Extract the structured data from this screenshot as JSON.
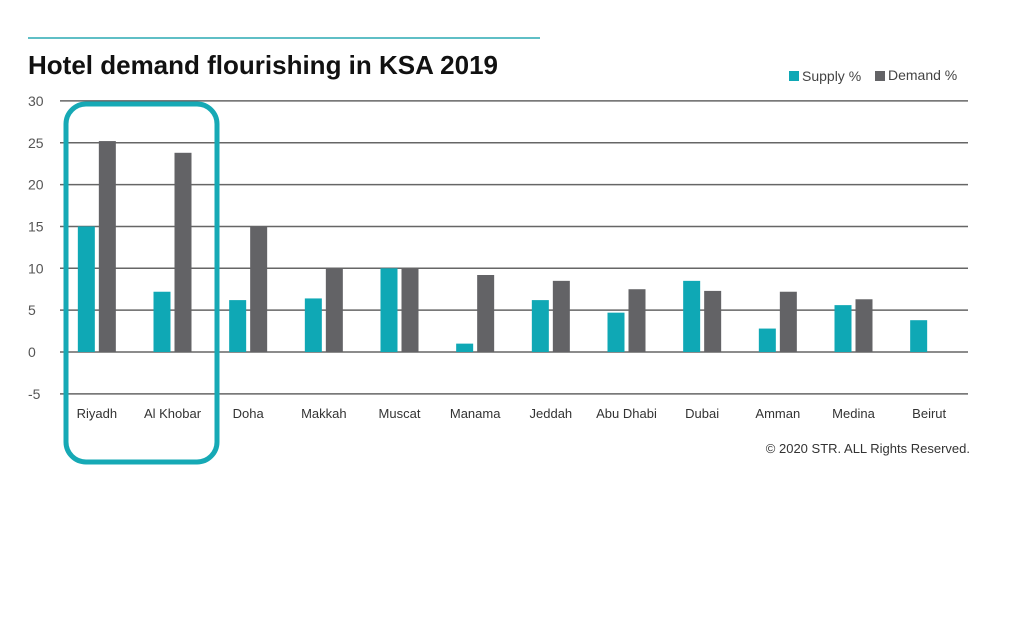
{
  "chart_data": {
    "type": "bar",
    "title": "Hotel demand flourishing in KSA 2019",
    "xlabel": "",
    "ylabel": "",
    "ylim": [
      -5,
      30
    ],
    "yticks": [
      30,
      25,
      20,
      15,
      10,
      5,
      0,
      -5
    ],
    "grid": true,
    "legend_position": "top-right",
    "categories": [
      "Riyadh",
      "Al Khobar",
      "Doha",
      "Makkah",
      "Muscat",
      "Manama",
      "Jeddah",
      "Abu Dhabi",
      "Dubai",
      "Amman",
      "Medina",
      "Beirut"
    ],
    "series": [
      {
        "name": "Supply %",
        "color": "#0fa8b5",
        "values": [
          15.0,
          7.2,
          6.2,
          6.4,
          10.0,
          1.0,
          6.2,
          4.7,
          8.5,
          2.8,
          5.6,
          3.8
        ]
      },
      {
        "name": "Demand %",
        "color": "#636366",
        "values": [
          25.2,
          23.8,
          15.0,
          10.0,
          10.0,
          9.2,
          8.5,
          7.5,
          7.3,
          7.2,
          6.3,
          0
        ]
      }
    ],
    "highlighted_categories": [
      "Riyadh",
      "Al Khobar"
    ],
    "highlight_color": "#16a9b5",
    "copyright": "© 2020 STR. ALL Rights Reserved."
  }
}
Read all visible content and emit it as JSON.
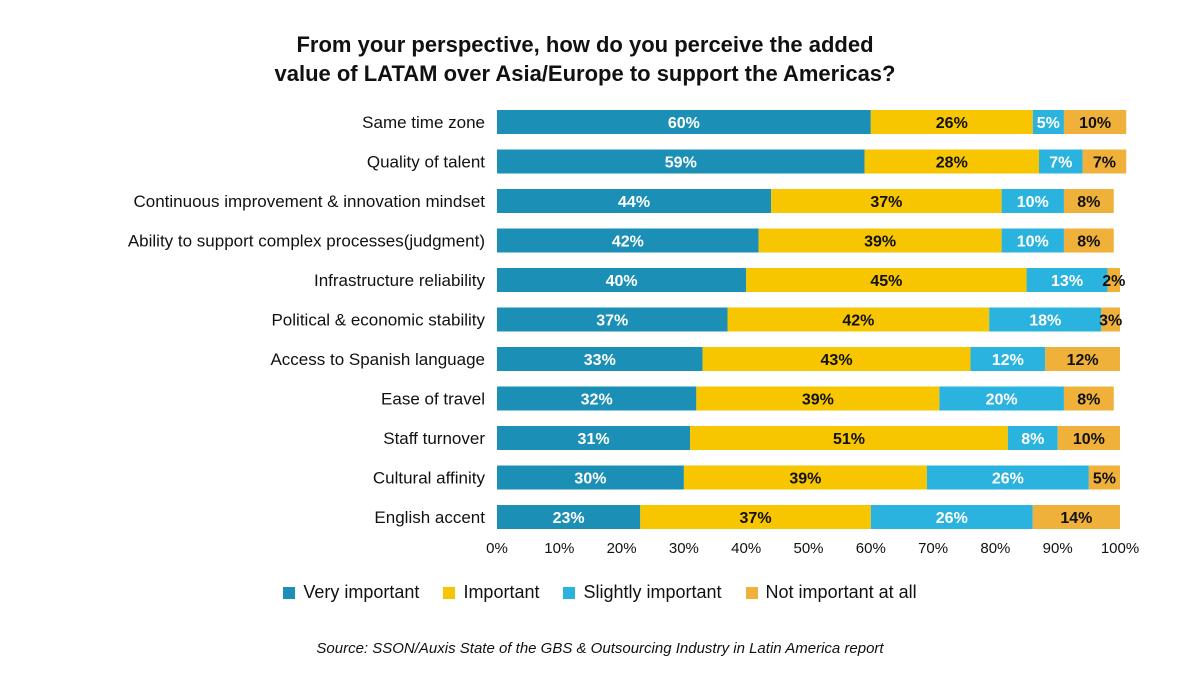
{
  "chart_data": {
    "type": "bar",
    "orientation": "horizontal",
    "stacked": true,
    "title_lines": [
      "From your perspective, how do you perceive the added",
      "value of LATAM over Asia/Europe to support the Americas?"
    ],
    "categories": [
      "Same time zone",
      "Quality of talent",
      "Continuous improvement & innovation mindset",
      "Ability to support complex processes(judgment)",
      "Infrastructure reliability",
      "Political & economic stability",
      "Access to Spanish language",
      "Ease of travel",
      "Staff turnover",
      "Cultural affinity",
      "English accent"
    ],
    "series": [
      {
        "name": "Very important",
        "color": "#1b8fb5",
        "label_color": "#ffffff",
        "values": [
          60,
          59,
          44,
          42,
          40,
          37,
          33,
          32,
          31,
          30,
          23
        ]
      },
      {
        "name": "Important",
        "color": "#f7c600",
        "label_color": "#111111",
        "values": [
          26,
          28,
          37,
          39,
          45,
          42,
          43,
          39,
          51,
          39,
          37
        ]
      },
      {
        "name": "Slightly important",
        "color": "#2bb3e0",
        "label_color": "#ffffff",
        "values": [
          5,
          7,
          10,
          10,
          13,
          18,
          12,
          20,
          8,
          26,
          26
        ]
      },
      {
        "name": "Not important at all",
        "color": "#f0b13a",
        "label_color": "#111111",
        "values": [
          10,
          7,
          8,
          8,
          2,
          3,
          12,
          8,
          10,
          5,
          14
        ]
      }
    ],
    "xlim": [
      0,
      100
    ],
    "xticks": [
      "0%",
      "10%",
      "20%",
      "30%",
      "40%",
      "50%",
      "60%",
      "70%",
      "80%",
      "90%",
      "100%"
    ],
    "value_suffix": "%",
    "legend_position": "bottom"
  },
  "source": "Source: SSON/Auxis State of the GBS & Outsourcing Industry in Latin America report"
}
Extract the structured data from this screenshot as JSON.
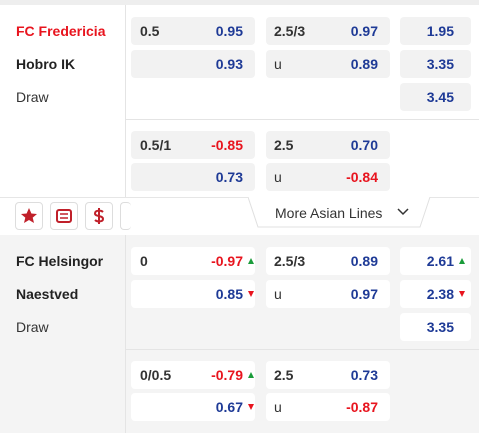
{
  "matches": [
    {
      "home": "FC Fredericia",
      "home_color": "#e8141e",
      "away": "Hobro IK",
      "draw": "Draw",
      "background": "#ffffff",
      "cell_color": "#f2f2f2",
      "x12": [
        "1.95",
        "3.35",
        "3.45"
      ],
      "x12_trends": [
        null,
        null,
        null
      ],
      "lines": [
        {
          "hdp": "0.5",
          "hdp_home": "0.95",
          "hdp_home_trend": null,
          "hdp_away": "0.93",
          "hdp_away_trend": null,
          "ou": "2.5/3",
          "over": "0.97",
          "under_label": "u",
          "under": "0.89"
        },
        {
          "hdp": "0.5/1",
          "hdp_home": "-0.85",
          "hdp_home_trend": null,
          "hdp_away": "0.73",
          "hdp_away_trend": null,
          "ou": "2.5",
          "over": "0.70",
          "under_label": "u",
          "under": "-0.84"
        }
      ]
    },
    {
      "home": "FC Helsingor",
      "home_color": "#222222",
      "away": "Naestved",
      "draw": "Draw",
      "background": "#f4f4f4",
      "cell_color": "#ffffff",
      "x12": [
        "2.61",
        "2.38",
        "3.35"
      ],
      "x12_trends": [
        "up",
        "down",
        null
      ],
      "lines": [
        {
          "hdp": "0",
          "hdp_home": "-0.97",
          "hdp_home_trend": "up",
          "hdp_away": "0.85",
          "hdp_away_trend": "down",
          "ou": "2.5/3",
          "over": "0.89",
          "under_label": "u",
          "under": "0.97"
        },
        {
          "hdp": "0/0.5",
          "hdp_home": "-0.79",
          "hdp_home_trend": "up",
          "hdp_away": "0.67",
          "hdp_away_trend": "down",
          "ou": "2.5",
          "over": "0.73",
          "under_label": "u",
          "under": "-0.87"
        }
      ]
    }
  ],
  "more_lines": "More Asian Lines"
}
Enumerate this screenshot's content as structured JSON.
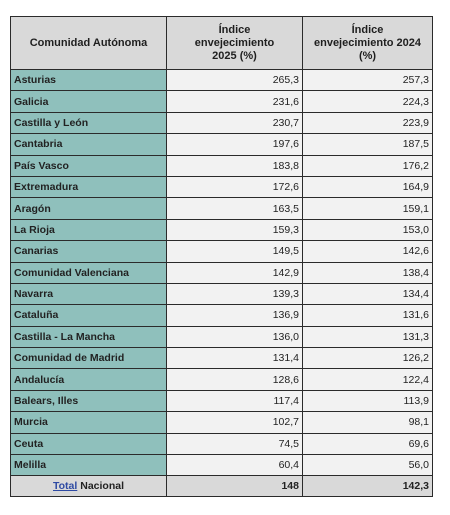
{
  "table": {
    "headers": {
      "col1": "Comunidad Autónoma",
      "col2_lines": [
        "Índice",
        "envejecimiento",
        "2025 (%)"
      ],
      "col3_lines": [
        "Índice",
        "envejecimiento 2024",
        "(%)"
      ]
    },
    "rows": [
      {
        "name": "Asturias",
        "v2025": "265,3",
        "v2024": "257,3"
      },
      {
        "name": "Galicia",
        "v2025": "231,6",
        "v2024": "224,3"
      },
      {
        "name": "Castilla y León",
        "v2025": "230,7",
        "v2024": "223,9"
      },
      {
        "name": "Cantabria",
        "v2025": "197,6",
        "v2024": "187,5"
      },
      {
        "name": "País Vasco",
        "v2025": "183,8",
        "v2024": "176,2"
      },
      {
        "name": "Extremadura",
        "v2025": "172,6",
        "v2024": "164,9"
      },
      {
        "name": "Aragón",
        "v2025": "163,5",
        "v2024": "159,1"
      },
      {
        "name": "La Rioja",
        "v2025": "159,3",
        "v2024": "153,0"
      },
      {
        "name": "Canarias",
        "v2025": "149,5",
        "v2024": "142,6"
      },
      {
        "name": "Comunidad Valenciana",
        "v2025": "142,9",
        "v2024": "138,4"
      },
      {
        "name": "Navarra",
        "v2025": "139,3",
        "v2024": "134,4"
      },
      {
        "name": "Cataluña",
        "v2025": "136,9",
        "v2024": "131,6"
      },
      {
        "name": "Castilla - La Mancha",
        "v2025": "136,0",
        "v2024": "131,3"
      },
      {
        "name": "Comunidad de Madrid",
        "v2025": "131,4",
        "v2024": "126,2"
      },
      {
        "name": "Andalucía",
        "v2025": "128,6",
        "v2024": "122,4"
      },
      {
        "name": "Balears, Illes",
        "v2025": "117,4",
        "v2024": "113,9"
      },
      {
        "name": "Murcia",
        "v2025": "102,7",
        "v2024": "98,1"
      },
      {
        "name": "Ceuta",
        "v2025": "74,5",
        "v2024": "69,6"
      },
      {
        "name": "Melilla",
        "v2025": "60,4",
        "v2024": "56,0"
      }
    ],
    "total": {
      "label_word": "Total",
      "label_rest": " Nacional",
      "v2025": "148",
      "v2024": "142,3"
    }
  }
}
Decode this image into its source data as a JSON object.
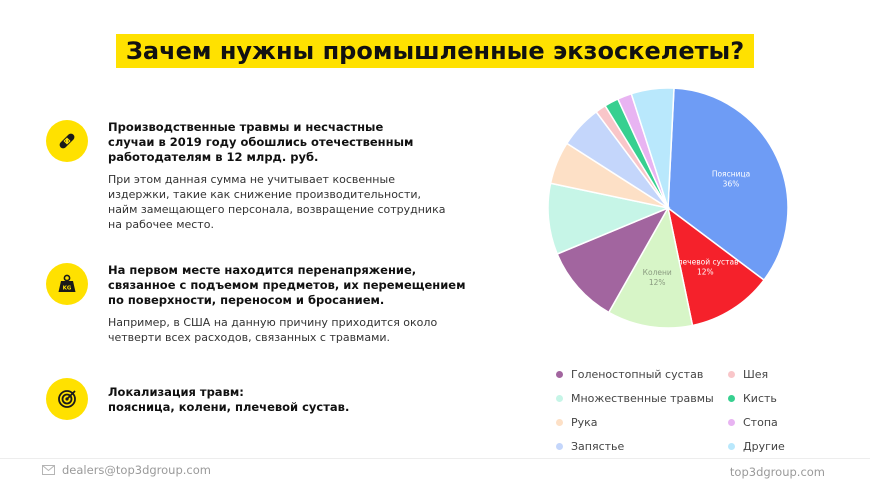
{
  "title": "Зачем нужны промышленные экзоскелеты?",
  "blocks": [
    {
      "icon": "bandage-icon",
      "bold": "Производственные травмы и несчастные\nслучаи в 2019 году обошлись отечественным\nработодателям в 12 млрд. руб.",
      "text": "При этом данная сумма не учитывает косвенные\nиздержки, такие как снижение производительности,\nнайм замещающего персонала, возвращение сотрудника\nна рабочее место."
    },
    {
      "icon": "weight-icon",
      "bold": "На первом месте находится перенапряжение,\nсвязанное с подъемом предметов, их перемещением\nпо поверхности, переносом и бросанием.",
      "text": "Например, в США на данную причину приходится около\nчетверти всех расходов, связанных с травмами."
    },
    {
      "icon": "target-icon",
      "bold": "Локализация травм:\nпоясница, колени, плечевой сустав.",
      "text": ""
    }
  ],
  "chart_data": {
    "type": "pie",
    "slices": [
      {
        "name": "Поясница",
        "value": 36,
        "color": "#6e9cf5",
        "label": "Поясница",
        "pct_label": "36%",
        "label_color": "#ffffff"
      },
      {
        "name": "Плечевой сустав",
        "value": 12,
        "color": "#f5212b",
        "label": "Плечевой сустав",
        "pct_label": "12%",
        "label_color": "#ffffff"
      },
      {
        "name": "Колени",
        "value": 12,
        "color": "#d7f5c7",
        "label": "Колени",
        "pct_label": "12%",
        "label_color": "#8a9a80"
      },
      {
        "name": "Голеностопный сустав",
        "value": 11,
        "color": "#a2659f",
        "label": "",
        "pct_label": "",
        "label_color": ""
      },
      {
        "name": "Множественные травмы",
        "value": 10,
        "color": "#c6f5e7",
        "label": "",
        "pct_label": "",
        "label_color": ""
      },
      {
        "name": "Рука",
        "value": 6,
        "color": "#fde0c6",
        "label": "",
        "pct_label": "",
        "label_color": ""
      },
      {
        "name": "Запястье",
        "value": 6,
        "color": "#c4d6fb",
        "label": "",
        "pct_label": "",
        "label_color": ""
      },
      {
        "name": "Шея",
        "value": 1.5,
        "color": "#f9c6c9",
        "label": "",
        "pct_label": "",
        "label_color": ""
      },
      {
        "name": "Кисть",
        "value": 2,
        "color": "#37d090",
        "label": "",
        "pct_label": "",
        "label_color": ""
      },
      {
        "name": "Стопа",
        "value": 2,
        "color": "#e8b4f2",
        "label": "",
        "pct_label": "",
        "label_color": ""
      },
      {
        "name": "Другие",
        "value": 6,
        "color": "#b9e8fc",
        "label": "",
        "pct_label": "",
        "label_color": ""
      }
    ],
    "legend": [
      {
        "name": "Голеностопный сустав",
        "color": "#a2659f"
      },
      {
        "name": "Множественные травмы",
        "color": "#c6f5e7"
      },
      {
        "name": "Рука",
        "color": "#fde0c6"
      },
      {
        "name": "Запястье",
        "color": "#c4d6fb"
      },
      {
        "name": "Шея",
        "color": "#f9c6c9"
      },
      {
        "name": "Кисть",
        "color": "#37d090"
      },
      {
        "name": "Стопа",
        "color": "#e8b4f2"
      },
      {
        "name": "Другие",
        "color": "#b9e8fc"
      }
    ],
    "legend_placement": "bottom"
  },
  "footer": {
    "email": "dealers@top3dgroup.com",
    "email_icon": "mail-icon",
    "site": "top3dgroup.com"
  }
}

== Written exercise ==
Search the entries for the word "source" and pick out every line that holds it.

== Solution to the exercise ==
  "source": "Source: SSON/Auxis State of the GBS & Outsourcing Industry in Latin America report"
Decode this image into its source data as a JSON object.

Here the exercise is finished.